> [What is expected]: Every line below must be reproduced exactly. Copy them all.

╔══

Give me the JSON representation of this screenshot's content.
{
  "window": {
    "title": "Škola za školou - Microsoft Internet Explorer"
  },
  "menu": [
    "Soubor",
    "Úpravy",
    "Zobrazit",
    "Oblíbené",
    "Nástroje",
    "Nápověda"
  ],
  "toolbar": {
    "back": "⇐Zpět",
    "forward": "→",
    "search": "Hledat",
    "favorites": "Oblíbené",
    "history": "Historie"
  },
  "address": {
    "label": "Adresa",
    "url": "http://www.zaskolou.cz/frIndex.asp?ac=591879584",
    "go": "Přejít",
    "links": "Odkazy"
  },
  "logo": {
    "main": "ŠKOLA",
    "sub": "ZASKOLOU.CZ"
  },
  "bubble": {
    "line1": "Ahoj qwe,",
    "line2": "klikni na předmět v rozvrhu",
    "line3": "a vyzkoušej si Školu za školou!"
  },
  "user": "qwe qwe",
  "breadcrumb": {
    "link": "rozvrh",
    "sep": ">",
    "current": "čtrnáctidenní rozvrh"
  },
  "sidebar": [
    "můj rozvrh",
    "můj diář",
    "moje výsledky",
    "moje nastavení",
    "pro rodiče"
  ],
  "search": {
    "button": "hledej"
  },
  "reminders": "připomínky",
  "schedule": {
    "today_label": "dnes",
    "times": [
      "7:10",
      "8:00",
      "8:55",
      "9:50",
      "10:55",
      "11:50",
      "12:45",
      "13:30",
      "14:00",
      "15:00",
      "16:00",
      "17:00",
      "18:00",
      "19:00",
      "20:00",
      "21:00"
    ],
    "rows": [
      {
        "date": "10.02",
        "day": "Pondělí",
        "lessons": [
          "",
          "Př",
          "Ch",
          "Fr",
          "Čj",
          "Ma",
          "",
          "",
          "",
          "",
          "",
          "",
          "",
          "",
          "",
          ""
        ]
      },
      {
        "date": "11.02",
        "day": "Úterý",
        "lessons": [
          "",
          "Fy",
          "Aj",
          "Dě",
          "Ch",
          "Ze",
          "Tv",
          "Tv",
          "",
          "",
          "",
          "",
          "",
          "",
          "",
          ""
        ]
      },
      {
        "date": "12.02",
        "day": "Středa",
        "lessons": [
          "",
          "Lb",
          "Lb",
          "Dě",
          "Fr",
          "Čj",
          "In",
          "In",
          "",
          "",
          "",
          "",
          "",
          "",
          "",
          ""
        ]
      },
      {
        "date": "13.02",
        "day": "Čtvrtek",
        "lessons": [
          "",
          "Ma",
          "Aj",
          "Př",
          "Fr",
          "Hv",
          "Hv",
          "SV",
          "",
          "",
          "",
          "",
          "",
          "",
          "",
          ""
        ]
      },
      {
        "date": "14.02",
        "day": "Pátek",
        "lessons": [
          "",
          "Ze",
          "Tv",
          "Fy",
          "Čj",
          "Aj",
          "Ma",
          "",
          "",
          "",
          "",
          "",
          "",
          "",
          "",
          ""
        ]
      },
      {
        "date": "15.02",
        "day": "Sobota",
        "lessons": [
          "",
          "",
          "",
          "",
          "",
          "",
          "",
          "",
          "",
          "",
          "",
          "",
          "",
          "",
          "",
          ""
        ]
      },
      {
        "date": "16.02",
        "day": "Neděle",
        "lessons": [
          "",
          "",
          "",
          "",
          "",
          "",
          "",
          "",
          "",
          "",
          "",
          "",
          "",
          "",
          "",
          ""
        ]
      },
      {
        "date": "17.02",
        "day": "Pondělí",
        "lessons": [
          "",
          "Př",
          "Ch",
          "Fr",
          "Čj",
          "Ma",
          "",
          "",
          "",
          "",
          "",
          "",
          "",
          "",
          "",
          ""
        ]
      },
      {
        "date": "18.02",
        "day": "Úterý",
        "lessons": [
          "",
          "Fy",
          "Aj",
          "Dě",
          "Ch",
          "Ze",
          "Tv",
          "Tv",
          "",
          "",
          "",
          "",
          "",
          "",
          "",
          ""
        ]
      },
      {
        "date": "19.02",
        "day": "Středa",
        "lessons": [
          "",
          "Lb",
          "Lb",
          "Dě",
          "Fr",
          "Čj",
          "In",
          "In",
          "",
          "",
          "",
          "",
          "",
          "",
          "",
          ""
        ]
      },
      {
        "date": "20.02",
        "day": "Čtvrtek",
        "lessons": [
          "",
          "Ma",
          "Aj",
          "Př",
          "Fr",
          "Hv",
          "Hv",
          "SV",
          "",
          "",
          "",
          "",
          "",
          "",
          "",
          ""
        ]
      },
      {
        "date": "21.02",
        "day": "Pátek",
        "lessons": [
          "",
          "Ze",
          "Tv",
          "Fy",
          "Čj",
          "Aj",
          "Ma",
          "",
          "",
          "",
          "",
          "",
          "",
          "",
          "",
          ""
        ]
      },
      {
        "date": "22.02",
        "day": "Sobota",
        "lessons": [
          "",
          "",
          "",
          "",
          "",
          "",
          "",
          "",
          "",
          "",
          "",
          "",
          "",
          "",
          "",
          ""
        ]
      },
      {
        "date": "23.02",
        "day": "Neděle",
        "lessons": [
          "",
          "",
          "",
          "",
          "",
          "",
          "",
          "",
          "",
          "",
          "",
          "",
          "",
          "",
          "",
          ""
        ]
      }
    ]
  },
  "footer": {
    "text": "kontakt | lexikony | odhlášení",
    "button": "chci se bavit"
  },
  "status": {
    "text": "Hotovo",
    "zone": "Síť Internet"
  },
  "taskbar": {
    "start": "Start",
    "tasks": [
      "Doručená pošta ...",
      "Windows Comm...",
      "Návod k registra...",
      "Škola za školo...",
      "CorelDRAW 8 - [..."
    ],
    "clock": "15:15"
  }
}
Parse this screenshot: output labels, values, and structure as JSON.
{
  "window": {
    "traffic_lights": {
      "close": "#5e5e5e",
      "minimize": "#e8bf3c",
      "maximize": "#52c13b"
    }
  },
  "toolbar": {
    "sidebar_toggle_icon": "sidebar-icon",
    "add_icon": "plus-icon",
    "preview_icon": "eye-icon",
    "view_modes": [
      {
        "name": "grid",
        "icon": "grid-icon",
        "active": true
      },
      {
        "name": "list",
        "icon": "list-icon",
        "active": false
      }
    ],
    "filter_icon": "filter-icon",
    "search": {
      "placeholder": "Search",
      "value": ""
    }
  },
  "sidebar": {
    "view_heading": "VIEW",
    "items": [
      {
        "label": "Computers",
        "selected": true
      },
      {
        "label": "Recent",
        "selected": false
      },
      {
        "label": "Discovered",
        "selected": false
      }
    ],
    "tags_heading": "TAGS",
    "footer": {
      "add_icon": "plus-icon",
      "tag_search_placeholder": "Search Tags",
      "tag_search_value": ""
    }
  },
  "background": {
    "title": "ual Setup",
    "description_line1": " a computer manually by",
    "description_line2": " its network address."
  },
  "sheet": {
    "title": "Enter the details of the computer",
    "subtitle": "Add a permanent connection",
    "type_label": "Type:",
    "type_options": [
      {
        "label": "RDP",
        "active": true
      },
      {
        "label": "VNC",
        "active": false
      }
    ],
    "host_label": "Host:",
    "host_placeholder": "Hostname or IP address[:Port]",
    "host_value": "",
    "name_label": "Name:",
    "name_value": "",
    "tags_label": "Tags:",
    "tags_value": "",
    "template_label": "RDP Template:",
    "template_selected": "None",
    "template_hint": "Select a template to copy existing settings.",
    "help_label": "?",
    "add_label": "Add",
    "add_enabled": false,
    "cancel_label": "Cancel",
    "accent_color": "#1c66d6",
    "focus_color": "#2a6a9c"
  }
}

╚══

> [Output below]:
Give me the JSON representation of this screenshot's content.
{
  "window": {
    "title": "Škola za školou - Microsoft Internet Explorer"
  },
  "menu": [
    "Soubor",
    "Úpravy",
    "Zobrazit",
    "Oblíbené",
    "Nástroje",
    "Nápověda"
  ],
  "toolbar": {
    "back": "⇐Zpět",
    "forward": "→",
    "search": "Hledat",
    "favorites": "Oblíbené",
    "history": "Historie"
  },
  "address": {
    "label": "Adresa",
    "url": "http://www.zaskolou.cz/frIndex.asp?ac=591879584",
    "go": "Přejít",
    "links": "Odkazy"
  },
  "logo": {
    "main": "ŠKOLA",
    "sub": "ZASKOLOU.CZ"
  },
  "bubble": {
    "line1": "Ahoj qwe,",
    "line2": "klikni na předmět v rozvrhu",
    "line3": "a vyzkoušej si Školu za školou!"
  },
  "user": "qwe qwe",
  "breadcrumb": {
    "link": "rozvrh",
    "sep": ">",
    "current": "čtrnáctidenní rozvrh"
  },
  "sidebar": [
    "můj rozvrh",
    "můj diář",
    "moje výsledky",
    "moje nastavení",
    "pro rodiče"
  ],
  "search": {
    "button": "hledej"
  },
  "reminders": "připomínky",
  "schedule": {
    "today_label": "dnes",
    "times": [
      "7:10",
      "8:00",
      "8:55",
      "9:50",
      "10:55",
      "11:50",
      "12:45",
      "13:30",
      "14:00",
      "15:00",
      "16:00",
      "17:00",
      "18:00",
      "19:00",
      "20:00",
      "21:00"
    ],
    "rows": [
      {
        "date": "10.02",
        "day": "Pondělí",
        "lessons": [
          "",
          "Př",
          "Ch",
          "Fr",
          "Čj",
          "Ma",
          "",
          "",
          "",
          "",
          "",
          "",
          "",
          "",
          "",
          ""
        ]
      },
      {
        "date": "11.02",
        "day": "Úterý",
        "lessons": [
          "",
          "Fy",
          "Aj",
          "Dě",
          "Ch",
          "Ze",
          "Tv",
          "Tv",
          "",
          "",
          "",
          "",
          "",
          "",
          "",
          ""
        ]
      },
      {
        "date": "12.02",
        "day": "Středa",
        "lessons": [
          "",
          "Lb",
          "Lb",
          "Dě",
          "Fr",
          "Čj",
          "In",
          "In",
          "",
          "",
          "",
          "",
          "",
          "",
          "",
          ""
        ]
      },
      {
        "date": "13.02",
        "day": "Čtvrtek",
        "lessons": [
          "",
          "Ma",
          "Aj",
          "Př",
          "Fr",
          "Hv",
          "Hv",
          "SV",
          "",
          "",
          "",
          "",
          "",
          "",
          "",
          ""
        ]
      },
      {
        "date": "14.02",
        "day": "Pátek",
        "lessons": [
          "",
          "Ze",
          "Tv",
          "Fy",
          "Čj",
          "Aj",
          "Ma",
          "",
          "",
          "",
          "",
          "",
          "",
          "",
          "",
          ""
        ]
      },
      {
        "date": "15.02",
        "day": "Sobota",
        "lessons": [
          "",
          "",
          "",
          "",
          "",
          "",
          "",
          "",
          "",
          "",
          "",
          "",
          "",
          "",
          "",
          ""
        ]
      },
      {
        "date": "16.02",
        "day": "Neděle",
        "lessons": [
          "",
          "",
          "",
          "",
          "",
          "",
          "",
          "",
          "",
          "",
          "",
          "",
          "",
          "",
          "",
          ""
        ]
      },
      {
        "date": "17.02",
        "day": "Pondělí",
        "lessons": [
          "",
          "Př",
          "Ch",
          "Fr",
          "Čj",
          "Ma",
          "",
          "",
          "",
          "",
          "",
          "",
          "",
          "",
          "",
          ""
        ]
      },
      {
        "date": "18.02",
        "day": "Úterý",
        "lessons": [
          "",
          "Fy",
          "Aj",
          "Dě",
          "Ch",
          "Ze",
          "Tv",
          "Tv",
          "",
          "",
          "",
          "",
          "",
          "",
          "",
          ""
        ]
      },
      {
        "date": "19.02",
        "day": "Středa",
        "lessons": [
          "",
          "Lb",
          "Lb",
          "Dě",
          "Fr",
          "Čj",
          "In",
          "In",
          "",
          "",
          "",
          "",
          "",
          "",
          "",
          ""
        ]
      },
      {
        "date": "20.02",
        "day": "Čtvrtek",
        "lessons": [
          "",
          "Ma",
          "Aj",
          "Př",
          "Fr",
          "Hv",
          "Hv",
          "SV",
          "",
          "",
          "",
          "",
          "",
          "",
          "",
          ""
        ]
      },
      {
        "date": "21.02",
        "day": "Pátek",
        "lessons": [
          "",
          "Ze",
          "Tv",
          "Fy",
          "Čj",
          "Aj",
          "Ma",
          "",
          "",
          "",
          "",
          "",
          "",
          "",
          "",
          ""
        ]
      },
      {
        "date": "22.02",
        "day": "Sobota",
        "lessons": [
          "",
          "",
          "",
          "",
          "",
          "",
          "",
          "",
          "",
          "",
          "",
          "",
          "",
          "",
          "",
          ""
        ]
      },
      {
        "date": "23.02",
        "day": "Neděle",
        "lessons": [
          "",
          "",
          "",
          "",
          "",
          "",
          "",
          "",
          "",
          "",
          "",
          "",
          "",
          "",
          "",
          ""
        ]
      }
    ]
  },
  "footer": {
    "text": "kontakt | lexikony | odhlášení",
    "button": "chci se bavit"
  },
  "status": {
    "text": "Hotovo",
    "zone": "Síť Internet"
  },
  "taskbar": {
    "start": "Start",
    "tasks": [
      "Doručená pošta ...",
      "Windows Comm...",
      "Návod k registra...",
      "Škola za školo...",
      "CorelDRAW 8 - [..."
    ],
    "clock": "15:15"
  }
}
Parse this screenshot: output labels, values, and structure as JSON.
{
  "window": {
    "traffic_lights": {
      "close": "#5e5e5e",
      "minimize": "#e8bf3c",
      "maximize": "#52c13b"
    }
  },
  "toolbar": {
    "sidebar_toggle_icon": "sidebar-icon",
    "add_icon": "plus-icon",
    "preview_icon": "eye-icon",
    "view_modes": [
      {
        "name": "grid",
        "icon": "grid-icon",
        "active": true
      },
      {
        "name": "list",
        "icon": "list-icon",
        "active": false
      }
    ],
    "filter_icon": "filter-icon",
    "search": {
      "placeholder": "Search",
      "value": ""
    }
  },
  "sidebar": {
    "view_heading": "VIEW",
    "items": [
      {
        "label": "Computers",
        "selected": true
      },
      {
        "label": "Recent",
        "selected": false
      },
      {
        "label": "Discovered",
        "selected": false
      }
    ],
    "tags_heading": "TAGS",
    "footer": {
      "add_icon": "plus-icon",
      "tag_search_placeholder": "Search Tags",
      "tag_search_value": ""
    }
  },
  "background": {
    "title": "ual Setup",
    "description_line1": " a computer manually by",
    "description_line2": " its network address."
  },
  "sheet": {
    "title": "Enter the details of the computer",
    "subtitle": "Add a permanent connection",
    "type_label": "Type:",
    "type_options": [
      {
        "label": "RDP",
        "active": true
      },
      {
        "label": "VNC",
        "active": false
      }
    ],
    "host_label": "Host:",
    "host_placeholder": "Hostname or IP address[:Port]",
    "host_value": "",
    "name_label": "Name:",
    "name_value": "",
    "tags_label": "Tags:",
    "tags_value": "",
    "template_label": "RDP Template:",
    "template_selected": "None",
    "template_hint": "Select a template to copy existing settings.",
    "help_label": "?",
    "add_label": "Add",
    "add_enabled": false,
    "cancel_label": "Cancel",
    "accent_color": "#1c66d6",
    "focus_color": "#2a6a9c"
  }
}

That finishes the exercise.